Set task: For this exercise, copy out each line of the material below that includes "image".

Entries provided:
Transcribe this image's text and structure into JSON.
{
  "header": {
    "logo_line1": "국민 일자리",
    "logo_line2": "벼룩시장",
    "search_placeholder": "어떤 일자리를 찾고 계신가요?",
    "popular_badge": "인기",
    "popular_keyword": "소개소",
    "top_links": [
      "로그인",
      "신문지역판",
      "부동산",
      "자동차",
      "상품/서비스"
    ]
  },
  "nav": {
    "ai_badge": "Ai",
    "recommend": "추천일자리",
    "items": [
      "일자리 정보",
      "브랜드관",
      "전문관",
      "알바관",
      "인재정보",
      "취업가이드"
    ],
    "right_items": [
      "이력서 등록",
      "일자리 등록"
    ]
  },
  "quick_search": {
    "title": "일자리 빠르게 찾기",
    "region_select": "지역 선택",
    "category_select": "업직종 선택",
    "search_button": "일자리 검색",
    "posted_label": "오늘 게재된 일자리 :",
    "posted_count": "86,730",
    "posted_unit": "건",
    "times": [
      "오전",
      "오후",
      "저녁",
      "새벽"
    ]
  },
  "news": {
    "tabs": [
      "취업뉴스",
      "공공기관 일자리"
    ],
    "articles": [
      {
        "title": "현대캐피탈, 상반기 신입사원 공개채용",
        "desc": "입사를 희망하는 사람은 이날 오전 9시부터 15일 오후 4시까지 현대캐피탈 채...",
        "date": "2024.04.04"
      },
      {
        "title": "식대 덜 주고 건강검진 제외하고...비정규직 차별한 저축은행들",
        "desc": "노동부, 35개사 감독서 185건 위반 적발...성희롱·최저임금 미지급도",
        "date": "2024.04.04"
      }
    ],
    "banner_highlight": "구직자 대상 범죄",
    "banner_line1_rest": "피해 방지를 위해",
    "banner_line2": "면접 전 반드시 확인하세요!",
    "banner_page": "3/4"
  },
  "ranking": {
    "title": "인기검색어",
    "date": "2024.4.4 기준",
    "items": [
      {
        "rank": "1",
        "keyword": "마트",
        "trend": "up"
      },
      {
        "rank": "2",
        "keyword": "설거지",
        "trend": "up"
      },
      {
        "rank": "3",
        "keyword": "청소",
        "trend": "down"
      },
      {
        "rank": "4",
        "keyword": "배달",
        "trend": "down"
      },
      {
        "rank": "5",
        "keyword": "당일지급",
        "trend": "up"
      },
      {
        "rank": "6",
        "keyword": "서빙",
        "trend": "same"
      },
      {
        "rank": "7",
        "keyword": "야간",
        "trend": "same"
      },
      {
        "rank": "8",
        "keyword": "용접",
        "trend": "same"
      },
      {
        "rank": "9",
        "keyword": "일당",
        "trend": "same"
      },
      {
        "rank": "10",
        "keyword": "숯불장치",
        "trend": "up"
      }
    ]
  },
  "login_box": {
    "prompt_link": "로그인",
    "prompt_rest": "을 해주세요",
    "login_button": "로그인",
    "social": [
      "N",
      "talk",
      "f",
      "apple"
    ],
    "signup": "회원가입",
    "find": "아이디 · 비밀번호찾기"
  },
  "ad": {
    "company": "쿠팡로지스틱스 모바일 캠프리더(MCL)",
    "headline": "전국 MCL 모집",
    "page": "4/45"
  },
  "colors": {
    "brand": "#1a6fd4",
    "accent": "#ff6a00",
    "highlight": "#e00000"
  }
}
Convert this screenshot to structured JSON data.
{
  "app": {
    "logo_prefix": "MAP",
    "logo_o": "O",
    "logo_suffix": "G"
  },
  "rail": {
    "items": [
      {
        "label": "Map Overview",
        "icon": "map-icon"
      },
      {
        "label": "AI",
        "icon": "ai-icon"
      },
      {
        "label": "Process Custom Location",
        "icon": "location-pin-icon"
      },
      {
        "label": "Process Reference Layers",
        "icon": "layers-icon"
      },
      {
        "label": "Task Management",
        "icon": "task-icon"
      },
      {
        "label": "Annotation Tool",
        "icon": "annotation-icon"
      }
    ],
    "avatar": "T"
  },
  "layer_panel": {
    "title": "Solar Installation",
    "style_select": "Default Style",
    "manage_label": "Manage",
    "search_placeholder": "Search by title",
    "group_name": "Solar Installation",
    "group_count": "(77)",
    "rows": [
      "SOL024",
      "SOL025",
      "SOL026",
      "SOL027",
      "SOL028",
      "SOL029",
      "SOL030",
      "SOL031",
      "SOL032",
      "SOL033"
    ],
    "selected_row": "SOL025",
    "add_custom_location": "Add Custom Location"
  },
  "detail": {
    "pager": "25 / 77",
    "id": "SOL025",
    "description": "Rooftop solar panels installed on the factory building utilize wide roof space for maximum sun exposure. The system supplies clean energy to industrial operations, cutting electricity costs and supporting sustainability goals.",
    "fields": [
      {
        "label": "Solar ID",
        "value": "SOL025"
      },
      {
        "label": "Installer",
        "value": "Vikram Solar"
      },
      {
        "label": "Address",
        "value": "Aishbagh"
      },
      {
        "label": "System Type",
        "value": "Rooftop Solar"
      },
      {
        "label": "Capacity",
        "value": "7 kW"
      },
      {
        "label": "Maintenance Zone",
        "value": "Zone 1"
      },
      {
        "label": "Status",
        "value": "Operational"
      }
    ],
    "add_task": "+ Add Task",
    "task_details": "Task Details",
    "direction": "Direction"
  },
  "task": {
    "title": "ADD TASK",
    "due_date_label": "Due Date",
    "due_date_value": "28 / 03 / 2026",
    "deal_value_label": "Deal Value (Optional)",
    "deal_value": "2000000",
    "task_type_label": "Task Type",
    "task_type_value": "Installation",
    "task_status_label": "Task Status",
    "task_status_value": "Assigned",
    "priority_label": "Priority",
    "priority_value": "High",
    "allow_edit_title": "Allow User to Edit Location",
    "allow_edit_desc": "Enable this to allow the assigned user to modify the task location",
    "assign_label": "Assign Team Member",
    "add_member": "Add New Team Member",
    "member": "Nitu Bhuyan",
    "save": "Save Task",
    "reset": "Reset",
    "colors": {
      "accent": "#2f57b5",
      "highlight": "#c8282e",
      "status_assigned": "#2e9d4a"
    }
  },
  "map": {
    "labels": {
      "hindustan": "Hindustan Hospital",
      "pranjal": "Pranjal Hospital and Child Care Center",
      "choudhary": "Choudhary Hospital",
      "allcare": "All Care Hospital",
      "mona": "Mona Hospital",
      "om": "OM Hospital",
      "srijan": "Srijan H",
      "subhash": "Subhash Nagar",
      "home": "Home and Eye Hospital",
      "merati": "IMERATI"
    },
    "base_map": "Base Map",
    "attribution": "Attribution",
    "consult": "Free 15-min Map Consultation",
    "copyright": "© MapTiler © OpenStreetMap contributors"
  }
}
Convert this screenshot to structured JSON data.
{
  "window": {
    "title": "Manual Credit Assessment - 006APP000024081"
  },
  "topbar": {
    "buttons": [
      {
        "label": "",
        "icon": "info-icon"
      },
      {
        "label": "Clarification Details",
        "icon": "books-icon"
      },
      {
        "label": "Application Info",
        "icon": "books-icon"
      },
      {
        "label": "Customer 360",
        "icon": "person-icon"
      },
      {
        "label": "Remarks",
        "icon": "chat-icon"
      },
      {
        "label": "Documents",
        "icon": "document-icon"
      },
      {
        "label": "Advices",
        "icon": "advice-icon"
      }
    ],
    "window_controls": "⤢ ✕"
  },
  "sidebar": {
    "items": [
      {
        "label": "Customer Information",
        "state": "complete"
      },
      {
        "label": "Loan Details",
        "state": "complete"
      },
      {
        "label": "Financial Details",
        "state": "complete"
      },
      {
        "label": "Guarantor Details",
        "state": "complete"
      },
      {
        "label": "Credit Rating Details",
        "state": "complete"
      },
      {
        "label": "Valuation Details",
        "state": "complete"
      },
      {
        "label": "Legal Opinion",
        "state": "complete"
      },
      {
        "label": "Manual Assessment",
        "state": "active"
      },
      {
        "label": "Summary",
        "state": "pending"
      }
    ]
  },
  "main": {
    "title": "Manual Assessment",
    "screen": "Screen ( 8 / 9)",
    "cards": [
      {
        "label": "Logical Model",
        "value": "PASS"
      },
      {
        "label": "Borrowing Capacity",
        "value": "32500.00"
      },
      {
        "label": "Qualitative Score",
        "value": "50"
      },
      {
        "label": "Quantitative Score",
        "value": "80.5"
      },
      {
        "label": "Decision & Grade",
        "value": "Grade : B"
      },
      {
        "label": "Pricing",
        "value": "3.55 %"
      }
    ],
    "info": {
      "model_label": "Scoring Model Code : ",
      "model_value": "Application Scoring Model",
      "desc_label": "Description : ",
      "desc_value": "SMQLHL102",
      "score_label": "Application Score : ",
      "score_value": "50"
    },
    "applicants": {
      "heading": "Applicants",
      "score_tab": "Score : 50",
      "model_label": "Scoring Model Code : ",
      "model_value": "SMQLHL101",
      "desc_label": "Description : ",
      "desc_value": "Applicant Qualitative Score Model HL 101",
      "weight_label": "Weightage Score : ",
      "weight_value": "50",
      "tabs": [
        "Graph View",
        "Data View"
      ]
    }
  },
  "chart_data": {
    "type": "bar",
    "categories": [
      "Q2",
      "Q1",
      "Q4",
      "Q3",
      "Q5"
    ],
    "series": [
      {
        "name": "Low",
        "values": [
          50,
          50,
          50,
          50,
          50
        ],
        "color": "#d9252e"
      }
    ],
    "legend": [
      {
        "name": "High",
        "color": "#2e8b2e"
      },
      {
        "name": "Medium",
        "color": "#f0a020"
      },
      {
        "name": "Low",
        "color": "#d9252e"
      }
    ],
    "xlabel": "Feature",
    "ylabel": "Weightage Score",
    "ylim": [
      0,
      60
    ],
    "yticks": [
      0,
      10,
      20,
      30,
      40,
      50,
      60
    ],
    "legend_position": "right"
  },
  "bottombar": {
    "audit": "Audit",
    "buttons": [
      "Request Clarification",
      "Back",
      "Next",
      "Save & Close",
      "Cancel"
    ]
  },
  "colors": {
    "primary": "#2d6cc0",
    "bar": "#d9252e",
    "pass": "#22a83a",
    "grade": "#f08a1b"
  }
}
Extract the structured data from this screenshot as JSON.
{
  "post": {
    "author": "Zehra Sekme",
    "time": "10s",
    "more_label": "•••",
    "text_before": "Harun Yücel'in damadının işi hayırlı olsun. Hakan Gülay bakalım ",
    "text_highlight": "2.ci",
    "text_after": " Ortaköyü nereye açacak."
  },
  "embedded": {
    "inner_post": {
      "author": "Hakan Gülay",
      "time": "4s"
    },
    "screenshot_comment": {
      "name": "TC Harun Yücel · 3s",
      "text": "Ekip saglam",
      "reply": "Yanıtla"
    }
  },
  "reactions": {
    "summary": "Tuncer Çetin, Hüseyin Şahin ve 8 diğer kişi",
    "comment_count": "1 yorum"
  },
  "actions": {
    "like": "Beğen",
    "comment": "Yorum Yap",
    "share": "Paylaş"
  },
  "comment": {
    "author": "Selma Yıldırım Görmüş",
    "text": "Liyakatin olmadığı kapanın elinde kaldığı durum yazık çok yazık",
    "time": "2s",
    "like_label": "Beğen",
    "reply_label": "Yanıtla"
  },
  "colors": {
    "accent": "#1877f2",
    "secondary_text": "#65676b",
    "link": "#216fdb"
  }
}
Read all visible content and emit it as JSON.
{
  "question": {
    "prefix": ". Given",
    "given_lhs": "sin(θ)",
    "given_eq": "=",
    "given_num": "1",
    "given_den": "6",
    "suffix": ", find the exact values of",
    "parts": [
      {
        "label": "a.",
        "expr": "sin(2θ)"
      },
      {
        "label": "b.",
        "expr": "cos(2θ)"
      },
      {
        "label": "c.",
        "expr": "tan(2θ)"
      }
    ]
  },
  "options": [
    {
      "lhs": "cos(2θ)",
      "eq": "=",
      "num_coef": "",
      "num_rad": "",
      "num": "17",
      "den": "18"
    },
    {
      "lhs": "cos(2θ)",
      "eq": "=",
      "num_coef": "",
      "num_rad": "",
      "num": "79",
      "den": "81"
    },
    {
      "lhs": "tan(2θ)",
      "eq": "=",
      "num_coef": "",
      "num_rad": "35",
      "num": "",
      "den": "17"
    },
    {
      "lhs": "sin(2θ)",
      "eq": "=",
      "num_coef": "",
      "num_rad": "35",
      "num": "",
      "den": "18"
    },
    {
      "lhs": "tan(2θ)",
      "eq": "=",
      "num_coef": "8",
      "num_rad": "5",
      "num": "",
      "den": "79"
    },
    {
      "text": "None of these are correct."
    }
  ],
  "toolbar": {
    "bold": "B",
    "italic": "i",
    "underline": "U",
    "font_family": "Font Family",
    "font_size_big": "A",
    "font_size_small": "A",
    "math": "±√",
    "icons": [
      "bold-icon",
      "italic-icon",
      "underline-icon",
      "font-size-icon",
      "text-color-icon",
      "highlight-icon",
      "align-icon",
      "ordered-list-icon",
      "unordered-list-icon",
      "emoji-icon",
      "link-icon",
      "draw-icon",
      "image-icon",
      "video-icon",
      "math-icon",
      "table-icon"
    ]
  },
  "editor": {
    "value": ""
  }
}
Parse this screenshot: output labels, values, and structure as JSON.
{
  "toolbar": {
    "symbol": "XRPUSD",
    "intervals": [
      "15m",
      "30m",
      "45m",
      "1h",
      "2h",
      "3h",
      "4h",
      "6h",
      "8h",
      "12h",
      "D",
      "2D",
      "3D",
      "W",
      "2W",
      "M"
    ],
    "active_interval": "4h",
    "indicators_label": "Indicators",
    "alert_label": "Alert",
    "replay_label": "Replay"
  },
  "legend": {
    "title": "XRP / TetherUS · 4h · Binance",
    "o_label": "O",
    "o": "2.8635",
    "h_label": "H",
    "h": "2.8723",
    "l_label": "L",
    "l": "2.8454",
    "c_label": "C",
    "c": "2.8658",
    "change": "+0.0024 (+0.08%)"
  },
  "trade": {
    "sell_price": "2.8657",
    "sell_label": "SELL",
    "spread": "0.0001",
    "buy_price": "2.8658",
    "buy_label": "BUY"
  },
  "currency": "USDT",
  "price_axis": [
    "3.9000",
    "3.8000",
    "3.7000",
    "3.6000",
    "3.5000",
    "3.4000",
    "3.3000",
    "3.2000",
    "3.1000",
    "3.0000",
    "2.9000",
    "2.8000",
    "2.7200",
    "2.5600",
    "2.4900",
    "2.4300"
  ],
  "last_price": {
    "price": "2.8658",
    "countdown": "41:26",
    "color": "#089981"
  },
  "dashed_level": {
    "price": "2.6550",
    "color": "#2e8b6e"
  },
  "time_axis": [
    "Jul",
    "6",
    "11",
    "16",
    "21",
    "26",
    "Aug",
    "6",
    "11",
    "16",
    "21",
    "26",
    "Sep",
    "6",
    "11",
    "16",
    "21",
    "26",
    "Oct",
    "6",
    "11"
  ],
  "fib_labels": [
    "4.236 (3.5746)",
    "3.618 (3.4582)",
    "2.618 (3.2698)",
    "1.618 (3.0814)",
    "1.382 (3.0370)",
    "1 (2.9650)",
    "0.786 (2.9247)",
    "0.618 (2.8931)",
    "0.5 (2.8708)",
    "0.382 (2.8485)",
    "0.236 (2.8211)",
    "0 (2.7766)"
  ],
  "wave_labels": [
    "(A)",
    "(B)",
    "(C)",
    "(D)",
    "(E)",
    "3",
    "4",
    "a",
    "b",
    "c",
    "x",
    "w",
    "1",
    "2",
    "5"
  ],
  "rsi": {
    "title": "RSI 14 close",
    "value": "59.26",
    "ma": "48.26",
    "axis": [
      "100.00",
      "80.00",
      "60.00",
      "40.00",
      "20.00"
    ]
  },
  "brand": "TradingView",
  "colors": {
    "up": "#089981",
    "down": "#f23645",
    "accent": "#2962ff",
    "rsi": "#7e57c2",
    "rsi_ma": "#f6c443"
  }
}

Result for this exercise:
Transcribe this image's text and structure into JSON.
      "image-icon",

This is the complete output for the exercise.